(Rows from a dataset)
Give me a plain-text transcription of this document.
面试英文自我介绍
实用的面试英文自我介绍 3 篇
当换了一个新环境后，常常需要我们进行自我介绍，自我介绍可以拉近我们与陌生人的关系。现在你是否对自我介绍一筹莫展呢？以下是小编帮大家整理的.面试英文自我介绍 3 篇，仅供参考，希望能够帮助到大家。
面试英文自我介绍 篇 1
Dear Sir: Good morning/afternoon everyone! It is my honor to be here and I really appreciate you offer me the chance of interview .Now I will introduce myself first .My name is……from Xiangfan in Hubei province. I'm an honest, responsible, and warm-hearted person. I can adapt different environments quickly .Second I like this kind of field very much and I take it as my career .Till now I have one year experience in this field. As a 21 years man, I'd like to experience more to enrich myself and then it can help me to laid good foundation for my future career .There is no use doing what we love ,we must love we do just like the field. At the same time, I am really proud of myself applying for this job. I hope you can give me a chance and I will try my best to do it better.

• [What you should do]: All of the lines above must be returned exactly.

• [Answer to this exercise]:
Give me a plain-text transcription of this document.
面试英文自我介绍
实用的面试英文自我介绍 3 篇
当换了一个新环境后，常常需要我们进行自我介绍，自我介绍可以拉近我们与陌生人的关系。现在你是否对自我介绍一筹莫展呢？以下是小编帮大家整理的.面试英文自我介绍 3 篇，仅供参考，希望能够帮助到大家。
面试英文自我介绍 篇 1
Dear Sir: Good morning/afternoon everyone! It is my honor to be here and I really appreciate you offer me the chance of interview .Now I will introduce myself first .My name is……from Xiangfan in Hubei province. I'm an honest, responsible, and warm-hearted person. I can adapt different environments quickly .Second I like this kind of field very much and I take it as my career .Till now I have one year experience in this field. As a 21 years man, I'd like to experience more to enrich myself and then it can help me to laid good foundation for my future career .There is no use doing what we love ,we must love we do just like the field. At the same time, I am really proud of myself applying for this job. I hope you can give me a chance and I will try my best to do it better.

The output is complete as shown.